##### Data to process #####

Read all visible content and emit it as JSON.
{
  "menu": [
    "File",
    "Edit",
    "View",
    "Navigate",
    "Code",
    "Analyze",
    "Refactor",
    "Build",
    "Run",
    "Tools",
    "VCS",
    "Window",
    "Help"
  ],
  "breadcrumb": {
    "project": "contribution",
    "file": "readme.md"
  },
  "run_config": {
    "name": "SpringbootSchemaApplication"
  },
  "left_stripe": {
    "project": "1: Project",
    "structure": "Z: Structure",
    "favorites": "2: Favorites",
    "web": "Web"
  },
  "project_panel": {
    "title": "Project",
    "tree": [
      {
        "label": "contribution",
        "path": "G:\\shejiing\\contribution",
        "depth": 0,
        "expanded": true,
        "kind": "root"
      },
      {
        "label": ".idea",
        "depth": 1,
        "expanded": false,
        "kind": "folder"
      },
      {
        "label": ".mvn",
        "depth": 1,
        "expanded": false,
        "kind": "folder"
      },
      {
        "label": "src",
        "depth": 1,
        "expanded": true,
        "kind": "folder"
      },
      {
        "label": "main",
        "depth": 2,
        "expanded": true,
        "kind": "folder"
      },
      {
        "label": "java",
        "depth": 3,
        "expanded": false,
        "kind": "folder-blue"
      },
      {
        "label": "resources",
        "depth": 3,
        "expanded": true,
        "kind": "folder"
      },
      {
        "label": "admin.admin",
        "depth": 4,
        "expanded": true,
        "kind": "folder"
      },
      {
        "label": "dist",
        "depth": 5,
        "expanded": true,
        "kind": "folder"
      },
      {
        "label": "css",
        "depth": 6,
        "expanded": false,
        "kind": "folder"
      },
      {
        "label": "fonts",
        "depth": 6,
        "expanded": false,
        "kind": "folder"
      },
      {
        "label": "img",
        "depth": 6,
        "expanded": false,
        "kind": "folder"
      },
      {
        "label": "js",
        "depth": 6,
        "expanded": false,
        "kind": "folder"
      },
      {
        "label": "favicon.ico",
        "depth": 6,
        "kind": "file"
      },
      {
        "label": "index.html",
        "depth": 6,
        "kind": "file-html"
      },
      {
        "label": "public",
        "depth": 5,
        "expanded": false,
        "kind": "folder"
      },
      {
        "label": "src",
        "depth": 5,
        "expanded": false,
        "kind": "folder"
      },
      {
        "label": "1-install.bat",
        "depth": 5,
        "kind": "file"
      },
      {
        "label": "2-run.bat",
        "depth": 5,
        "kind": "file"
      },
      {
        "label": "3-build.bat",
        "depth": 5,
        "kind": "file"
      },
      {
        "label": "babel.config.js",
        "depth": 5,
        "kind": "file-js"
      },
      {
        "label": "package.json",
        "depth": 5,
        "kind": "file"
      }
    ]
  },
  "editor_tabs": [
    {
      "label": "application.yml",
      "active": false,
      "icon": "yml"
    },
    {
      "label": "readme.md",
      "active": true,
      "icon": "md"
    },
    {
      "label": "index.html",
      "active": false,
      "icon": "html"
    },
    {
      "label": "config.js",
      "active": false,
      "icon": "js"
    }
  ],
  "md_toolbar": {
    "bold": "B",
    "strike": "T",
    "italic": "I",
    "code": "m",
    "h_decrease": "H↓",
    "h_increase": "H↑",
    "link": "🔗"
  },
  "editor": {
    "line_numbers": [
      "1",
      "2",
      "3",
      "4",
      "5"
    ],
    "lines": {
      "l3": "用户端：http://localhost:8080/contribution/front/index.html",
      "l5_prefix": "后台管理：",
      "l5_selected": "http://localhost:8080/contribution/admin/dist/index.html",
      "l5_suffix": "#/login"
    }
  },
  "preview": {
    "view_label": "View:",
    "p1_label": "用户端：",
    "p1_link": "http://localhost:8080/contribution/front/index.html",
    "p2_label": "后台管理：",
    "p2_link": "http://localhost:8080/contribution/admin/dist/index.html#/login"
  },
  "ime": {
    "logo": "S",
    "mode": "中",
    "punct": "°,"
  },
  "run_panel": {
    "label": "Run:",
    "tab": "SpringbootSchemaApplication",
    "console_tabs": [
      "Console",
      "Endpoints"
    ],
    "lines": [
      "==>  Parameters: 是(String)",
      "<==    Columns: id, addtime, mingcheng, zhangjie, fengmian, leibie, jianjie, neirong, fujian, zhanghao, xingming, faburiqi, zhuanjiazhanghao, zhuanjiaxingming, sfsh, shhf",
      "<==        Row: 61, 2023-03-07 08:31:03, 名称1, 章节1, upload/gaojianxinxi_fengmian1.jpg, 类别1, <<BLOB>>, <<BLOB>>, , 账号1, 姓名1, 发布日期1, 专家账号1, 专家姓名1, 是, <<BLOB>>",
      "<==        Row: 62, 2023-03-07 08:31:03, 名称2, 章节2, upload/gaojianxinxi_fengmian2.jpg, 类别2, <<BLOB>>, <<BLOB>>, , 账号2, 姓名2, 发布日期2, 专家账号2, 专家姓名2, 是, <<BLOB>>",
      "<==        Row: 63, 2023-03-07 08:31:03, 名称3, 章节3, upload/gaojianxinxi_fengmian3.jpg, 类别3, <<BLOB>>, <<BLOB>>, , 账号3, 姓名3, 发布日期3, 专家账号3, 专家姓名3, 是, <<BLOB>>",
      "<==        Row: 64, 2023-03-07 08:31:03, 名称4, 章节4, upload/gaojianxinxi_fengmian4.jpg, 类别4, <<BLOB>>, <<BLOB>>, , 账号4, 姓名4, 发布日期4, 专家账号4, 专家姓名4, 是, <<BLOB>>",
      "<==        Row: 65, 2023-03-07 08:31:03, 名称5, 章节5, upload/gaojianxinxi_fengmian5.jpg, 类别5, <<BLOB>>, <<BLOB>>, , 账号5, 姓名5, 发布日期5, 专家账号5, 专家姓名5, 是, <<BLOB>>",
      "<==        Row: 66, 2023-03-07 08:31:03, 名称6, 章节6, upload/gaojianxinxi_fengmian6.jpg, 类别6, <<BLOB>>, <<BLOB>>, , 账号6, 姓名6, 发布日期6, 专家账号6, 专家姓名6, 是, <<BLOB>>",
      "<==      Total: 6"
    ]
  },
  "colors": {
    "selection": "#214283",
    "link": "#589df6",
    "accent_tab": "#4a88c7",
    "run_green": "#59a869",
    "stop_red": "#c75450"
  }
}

#####

Reproduce every record above exactly as it appears.

> Expected answer:
Read all visible content and emit it as JSON.
{
  "menu": [
    "File",
    "Edit",
    "View",
    "Navigate",
    "Code",
    "Analyze",
    "Refactor",
    "Build",
    "Run",
    "Tools",
    "VCS",
    "Window",
    "Help"
  ],
  "breadcrumb": {
    "project": "contribution",
    "file": "readme.md"
  },
  "run_config": {
    "name": "SpringbootSchemaApplication"
  },
  "left_stripe": {
    "project": "1: Project",
    "structure": "Z: Structure",
    "favorites": "2: Favorites",
    "web": "Web"
  },
  "project_panel": {
    "title": "Project",
    "tree": [
      {
        "label": "contribution",
        "path": "G:\\shejiing\\contribution",
        "depth": 0,
        "expanded": true,
        "kind": "root"
      },
      {
        "label": ".idea",
        "depth": 1,
        "expanded": false,
        "kind": "folder"
      },
      {
        "label": ".mvn",
        "depth": 1,
        "expanded": false,
        "kind": "folder"
      },
      {
        "label": "src",
        "depth": 1,
        "expanded": true,
        "kind": "folder"
      },
      {
        "label": "main",
        "depth": 2,
        "expanded": true,
        "kind": "folder"
      },
      {
        "label": "java",
        "depth": 3,
        "expanded": false,
        "kind": "folder-blue"
      },
      {
        "label": "resources",
        "depth": 3,
        "expanded": true,
        "kind": "folder"
      },
      {
        "label": "admin.admin",
        "depth": 4,
        "expanded": true,
        "kind": "folder"
      },
      {
        "label": "dist",
        "depth": 5,
        "expanded": true,
        "kind": "folder"
      },
      {
        "label": "css",
        "depth": 6,
        "expanded": false,
        "kind": "folder"
      },
      {
        "label": "fonts",
        "depth": 6,
        "expanded": false,
        "kind": "folder"
      },
      {
        "label": "img",
        "depth": 6,
        "expanded": false,
        "kind": "folder"
      },
      {
        "label": "js",
        "depth": 6,
        "expanded": false,
        "kind": "folder"
      },
      {
        "label": "favicon.ico",
        "depth": 6,
        "kind": "file"
      },
      {
        "label": "index.html",
        "depth": 6,
        "kind": "file-html"
      },
      {
        "label": "public",
        "depth": 5,
        "expanded": false,
        "kind": "folder"
      },
      {
        "label": "src",
        "depth": 5,
        "expanded": false,
        "kind": "folder"
      },
      {
        "label": "1-install.bat",
        "depth": 5,
        "kind": "file"
      },
      {
        "label": "2-run.bat",
        "depth": 5,
        "kind": "file"
      },
      {
        "label": "3-build.bat",
        "depth": 5,
        "kind": "file"
      },
      {
        "label": "babel.config.js",
        "depth": 5,
        "kind": "file-js"
      },
      {
        "label": "package.json",
        "depth": 5,
        "kind": "file"
      }
    ]
  },
  "editor_tabs": [
    {
      "label": "application.yml",
      "active": false,
      "icon": "yml"
    },
    {
      "label": "readme.md",
      "active": true,
      "icon": "md"
    },
    {
      "label": "index.html",
      "active": false,
      "icon": "html"
    },
    {
      "label": "config.js",
      "active": false,
      "icon": "js"
    }
  ],
  "md_toolbar": {
    "bold": "B",
    "strike": "T",
    "italic": "I",
    "code": "m",
    "h_decrease": "H↓",
    "h_increase": "H↑",
    "link": "🔗"
  },
  "editor": {
    "line_numbers": [
      "1",
      "2",
      "3",
      "4",
      "5"
    ],
    "lines": {
      "l3": "用户端：http://localhost:8080/contribution/front/index.html",
      "l5_prefix": "后台管理：",
      "l5_selected": "http://localhost:8080/contribution/admin/dist/index.html",
      "l5_suffix": "#/login"
    }
  },
  "preview": {
    "view_label": "View:",
    "p1_label": "用户端：",
    "p1_link": "http://localhost:8080/contribution/front/index.html",
    "p2_label": "后台管理：",
    "p2_link": "http://localhost:8080/contribution/admin/dist/index.html#/login"
  },
  "ime": {
    "logo": "S",
    "mode": "中",
    "punct": "°,"
  },
  "run_panel": {
    "label": "Run:",
    "tab": "SpringbootSchemaApplication",
    "console_tabs": [
      "Console",
      "Endpoints"
    ],
    "lines": [
      "==>  Parameters: 是(String)",
      "<==    Columns: id, addtime, mingcheng, zhangjie, fengmian, leibie, jianjie, neirong, fujian, zhanghao, xingming, faburiqi, zhuanjiazhanghao, zhuanjiaxingming, sfsh, shhf",
      "<==        Row: 61, 2023-03-07 08:31:03, 名称1, 章节1, upload/gaojianxinxi_fengmian1.jpg, 类别1, <<BLOB>>, <<BLOB>>, , 账号1, 姓名1, 发布日期1, 专家账号1, 专家姓名1, 是, <<BLOB>>",
      "<==        Row: 62, 2023-03-07 08:31:03, 名称2, 章节2, upload/gaojianxinxi_fengmian2.jpg, 类别2, <<BLOB>>, <<BLOB>>, , 账号2, 姓名2, 发布日期2, 专家账号2, 专家姓名2, 是, <<BLOB>>",
      "<==        Row: 63, 2023-03-07 08:31:03, 名称3, 章节3, upload/gaojianxinxi_fengmian3.jpg, 类别3, <<BLOB>>, <<BLOB>>, , 账号3, 姓名3, 发布日期3, 专家账号3, 专家姓名3, 是, <<BLOB>>",
      "<==        Row: 64, 2023-03-07 08:31:03, 名称4, 章节4, upload/gaojianxinxi_fengmian4.jpg, 类别4, <<BLOB>>, <<BLOB>>, , 账号4, 姓名4, 发布日期4, 专家账号4, 专家姓名4, 是, <<BLOB>>",
      "<==        Row: 65, 2023-03-07 08:31:03, 名称5, 章节5, upload/gaojianxinxi_fengmian5.jpg, 类别5, <<BLOB>>, <<BLOB>>, , 账号5, 姓名5, 发布日期5, 专家账号5, 专家姓名5, 是, <<BLOB>>",
      "<==        Row: 66, 2023-03-07 08:31:03, 名称6, 章节6, upload/gaojianxinxi_fengmian6.jpg, 类别6, <<BLOB>>, <<BLOB>>, , 账号6, 姓名6, 发布日期6, 专家账号6, 专家姓名6, 是, <<BLOB>>",
      "<==      Total: 6"
    ]
  },
  "colors": {
    "selection": "#214283",
    "link": "#589df6",
    "accent_tab": "#4a88c7",
    "run_green": "#59a869",
    "stop_red": "#c75450"
  }
}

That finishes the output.